• _Task brief_
In the entries that follow, find the word "Rentabilidad" and report each line it is on.

Records contained in a dataset:
— Begin —

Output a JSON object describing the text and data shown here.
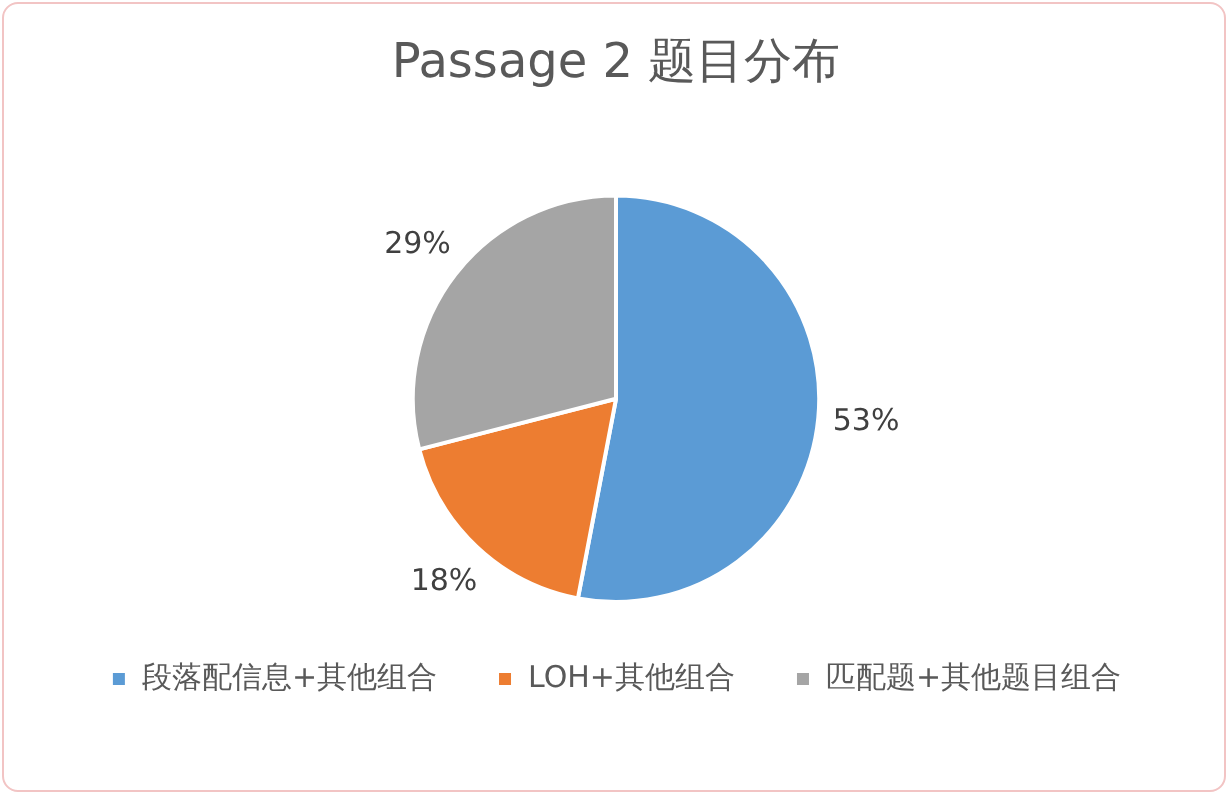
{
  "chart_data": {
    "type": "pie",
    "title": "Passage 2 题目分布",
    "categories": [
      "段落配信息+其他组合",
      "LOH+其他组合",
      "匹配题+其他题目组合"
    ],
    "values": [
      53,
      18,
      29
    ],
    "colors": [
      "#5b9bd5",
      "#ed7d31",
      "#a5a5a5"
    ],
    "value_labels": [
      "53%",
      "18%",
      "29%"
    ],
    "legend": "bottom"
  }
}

— End —
— Begin —

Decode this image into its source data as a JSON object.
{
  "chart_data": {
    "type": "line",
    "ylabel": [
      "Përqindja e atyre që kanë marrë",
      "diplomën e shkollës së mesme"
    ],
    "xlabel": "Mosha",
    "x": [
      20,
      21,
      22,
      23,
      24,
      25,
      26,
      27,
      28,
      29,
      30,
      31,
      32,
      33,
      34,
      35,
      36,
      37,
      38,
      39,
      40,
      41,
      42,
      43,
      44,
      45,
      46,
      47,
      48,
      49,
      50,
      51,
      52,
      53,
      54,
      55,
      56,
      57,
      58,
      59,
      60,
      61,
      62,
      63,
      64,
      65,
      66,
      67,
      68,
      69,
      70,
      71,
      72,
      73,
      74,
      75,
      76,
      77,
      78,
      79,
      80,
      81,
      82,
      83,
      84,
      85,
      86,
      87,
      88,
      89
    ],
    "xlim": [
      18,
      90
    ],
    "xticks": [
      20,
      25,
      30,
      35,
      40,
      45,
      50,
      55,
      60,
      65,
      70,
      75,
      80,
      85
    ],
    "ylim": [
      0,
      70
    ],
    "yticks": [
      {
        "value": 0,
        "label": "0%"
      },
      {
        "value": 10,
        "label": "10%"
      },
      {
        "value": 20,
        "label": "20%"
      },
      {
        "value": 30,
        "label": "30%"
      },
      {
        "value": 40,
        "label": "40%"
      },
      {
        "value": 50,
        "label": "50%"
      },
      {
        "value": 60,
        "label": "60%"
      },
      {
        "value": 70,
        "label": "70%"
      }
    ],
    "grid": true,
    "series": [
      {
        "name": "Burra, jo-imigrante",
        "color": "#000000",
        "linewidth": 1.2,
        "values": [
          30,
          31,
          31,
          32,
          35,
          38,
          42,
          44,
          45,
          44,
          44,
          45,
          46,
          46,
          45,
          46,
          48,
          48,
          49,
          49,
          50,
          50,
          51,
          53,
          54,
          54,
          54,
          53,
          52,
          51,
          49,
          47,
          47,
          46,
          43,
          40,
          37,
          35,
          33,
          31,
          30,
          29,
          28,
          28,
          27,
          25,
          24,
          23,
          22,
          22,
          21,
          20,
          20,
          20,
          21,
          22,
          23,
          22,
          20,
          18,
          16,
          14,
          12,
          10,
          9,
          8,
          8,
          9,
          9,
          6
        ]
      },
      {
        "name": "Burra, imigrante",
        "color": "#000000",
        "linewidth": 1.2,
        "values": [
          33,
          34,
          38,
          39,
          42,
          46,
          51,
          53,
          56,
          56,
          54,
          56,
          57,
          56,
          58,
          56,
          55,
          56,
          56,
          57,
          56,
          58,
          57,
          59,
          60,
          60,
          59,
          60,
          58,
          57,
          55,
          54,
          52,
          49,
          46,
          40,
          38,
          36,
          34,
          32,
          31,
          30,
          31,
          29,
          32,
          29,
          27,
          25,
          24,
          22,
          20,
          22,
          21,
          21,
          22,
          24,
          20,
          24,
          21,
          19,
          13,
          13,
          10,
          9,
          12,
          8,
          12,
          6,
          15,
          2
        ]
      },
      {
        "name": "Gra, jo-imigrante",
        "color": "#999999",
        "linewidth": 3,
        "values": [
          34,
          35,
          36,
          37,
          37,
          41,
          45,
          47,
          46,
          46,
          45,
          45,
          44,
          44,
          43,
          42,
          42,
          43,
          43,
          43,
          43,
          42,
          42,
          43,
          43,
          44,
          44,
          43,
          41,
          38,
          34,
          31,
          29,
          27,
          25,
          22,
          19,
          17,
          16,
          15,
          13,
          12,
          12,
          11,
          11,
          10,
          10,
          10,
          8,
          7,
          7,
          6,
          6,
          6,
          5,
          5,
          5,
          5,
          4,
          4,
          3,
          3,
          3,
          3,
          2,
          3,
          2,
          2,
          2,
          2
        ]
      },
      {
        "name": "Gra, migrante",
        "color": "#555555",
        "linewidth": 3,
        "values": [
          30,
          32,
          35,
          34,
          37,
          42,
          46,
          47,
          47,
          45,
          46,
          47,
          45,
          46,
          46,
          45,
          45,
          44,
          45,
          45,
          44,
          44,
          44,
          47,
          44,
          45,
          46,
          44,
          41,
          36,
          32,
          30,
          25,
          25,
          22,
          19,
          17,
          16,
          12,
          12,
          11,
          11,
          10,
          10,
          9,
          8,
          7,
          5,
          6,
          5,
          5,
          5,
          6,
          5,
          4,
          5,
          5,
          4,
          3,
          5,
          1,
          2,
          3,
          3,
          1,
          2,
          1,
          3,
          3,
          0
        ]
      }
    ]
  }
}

— End —
— Begin —

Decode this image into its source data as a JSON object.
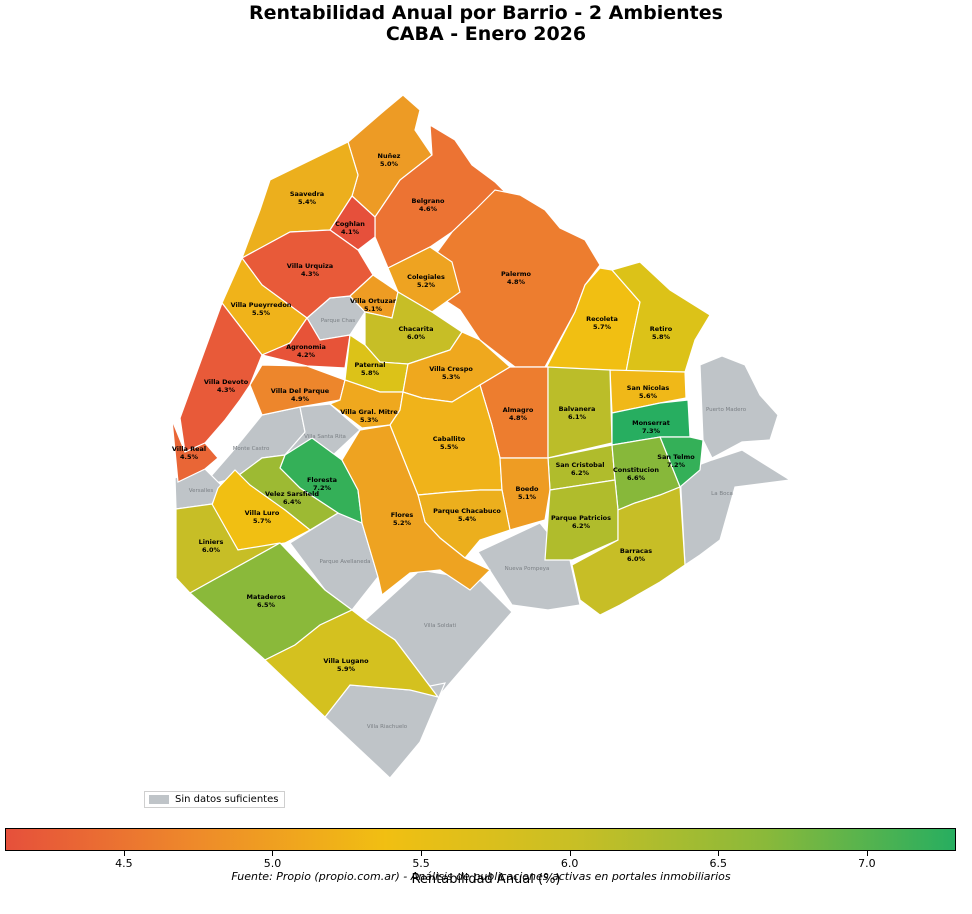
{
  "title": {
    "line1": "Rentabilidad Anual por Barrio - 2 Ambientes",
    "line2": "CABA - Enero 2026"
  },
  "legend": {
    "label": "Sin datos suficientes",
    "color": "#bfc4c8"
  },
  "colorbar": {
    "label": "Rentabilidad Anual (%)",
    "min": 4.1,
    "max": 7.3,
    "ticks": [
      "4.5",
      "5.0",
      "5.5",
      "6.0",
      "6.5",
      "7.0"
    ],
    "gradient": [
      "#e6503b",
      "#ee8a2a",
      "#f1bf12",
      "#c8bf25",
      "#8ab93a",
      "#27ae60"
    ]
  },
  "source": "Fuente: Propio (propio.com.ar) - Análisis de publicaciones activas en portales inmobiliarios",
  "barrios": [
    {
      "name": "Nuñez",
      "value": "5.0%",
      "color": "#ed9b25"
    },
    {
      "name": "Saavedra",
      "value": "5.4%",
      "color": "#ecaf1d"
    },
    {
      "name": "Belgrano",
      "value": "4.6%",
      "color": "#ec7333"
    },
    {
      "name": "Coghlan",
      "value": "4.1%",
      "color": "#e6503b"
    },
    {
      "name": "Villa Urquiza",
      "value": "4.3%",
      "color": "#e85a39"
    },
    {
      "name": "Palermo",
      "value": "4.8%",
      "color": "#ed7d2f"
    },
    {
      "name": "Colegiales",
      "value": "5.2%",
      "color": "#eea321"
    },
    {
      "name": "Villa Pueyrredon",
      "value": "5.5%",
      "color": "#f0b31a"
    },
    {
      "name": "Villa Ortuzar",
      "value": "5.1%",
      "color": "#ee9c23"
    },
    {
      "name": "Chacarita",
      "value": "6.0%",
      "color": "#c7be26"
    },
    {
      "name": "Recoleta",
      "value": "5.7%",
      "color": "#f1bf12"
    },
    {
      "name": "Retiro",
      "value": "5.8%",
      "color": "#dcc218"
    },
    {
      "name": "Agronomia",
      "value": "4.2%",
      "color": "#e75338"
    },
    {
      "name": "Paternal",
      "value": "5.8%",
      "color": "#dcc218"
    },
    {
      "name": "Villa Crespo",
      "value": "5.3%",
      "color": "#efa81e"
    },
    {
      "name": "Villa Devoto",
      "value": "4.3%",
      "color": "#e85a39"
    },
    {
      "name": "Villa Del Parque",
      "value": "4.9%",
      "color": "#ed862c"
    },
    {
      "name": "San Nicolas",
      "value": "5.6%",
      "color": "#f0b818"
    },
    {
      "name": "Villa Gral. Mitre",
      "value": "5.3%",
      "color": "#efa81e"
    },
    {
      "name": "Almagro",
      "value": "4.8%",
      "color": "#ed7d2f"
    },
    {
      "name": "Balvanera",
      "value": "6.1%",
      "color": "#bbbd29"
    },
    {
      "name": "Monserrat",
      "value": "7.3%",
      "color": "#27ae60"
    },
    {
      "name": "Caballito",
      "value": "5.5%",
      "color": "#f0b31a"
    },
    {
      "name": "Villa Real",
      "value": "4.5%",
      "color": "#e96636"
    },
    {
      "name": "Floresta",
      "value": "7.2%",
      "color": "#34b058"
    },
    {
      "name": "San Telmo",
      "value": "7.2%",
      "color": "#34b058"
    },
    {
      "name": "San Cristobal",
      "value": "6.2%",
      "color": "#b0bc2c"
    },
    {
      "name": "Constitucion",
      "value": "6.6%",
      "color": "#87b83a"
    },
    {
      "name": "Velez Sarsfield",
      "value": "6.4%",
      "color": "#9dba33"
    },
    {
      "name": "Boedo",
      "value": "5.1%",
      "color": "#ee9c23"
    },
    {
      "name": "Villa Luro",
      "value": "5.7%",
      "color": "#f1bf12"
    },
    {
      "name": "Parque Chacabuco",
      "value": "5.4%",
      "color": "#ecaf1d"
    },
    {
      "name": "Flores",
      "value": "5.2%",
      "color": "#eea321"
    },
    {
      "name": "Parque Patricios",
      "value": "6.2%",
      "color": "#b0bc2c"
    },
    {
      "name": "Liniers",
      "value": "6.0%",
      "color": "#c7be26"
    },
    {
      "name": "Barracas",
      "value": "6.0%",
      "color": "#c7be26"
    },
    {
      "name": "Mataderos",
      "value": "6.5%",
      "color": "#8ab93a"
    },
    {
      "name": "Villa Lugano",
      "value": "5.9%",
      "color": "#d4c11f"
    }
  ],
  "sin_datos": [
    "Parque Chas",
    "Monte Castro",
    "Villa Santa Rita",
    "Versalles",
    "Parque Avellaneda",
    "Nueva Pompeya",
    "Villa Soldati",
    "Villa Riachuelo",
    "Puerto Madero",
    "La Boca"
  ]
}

— End —

• _Right answer_
    "line1": "Rentabilidad Anual por Barrio - 2 Ambientes",
    "label": "Rentabilidad Anual (%)",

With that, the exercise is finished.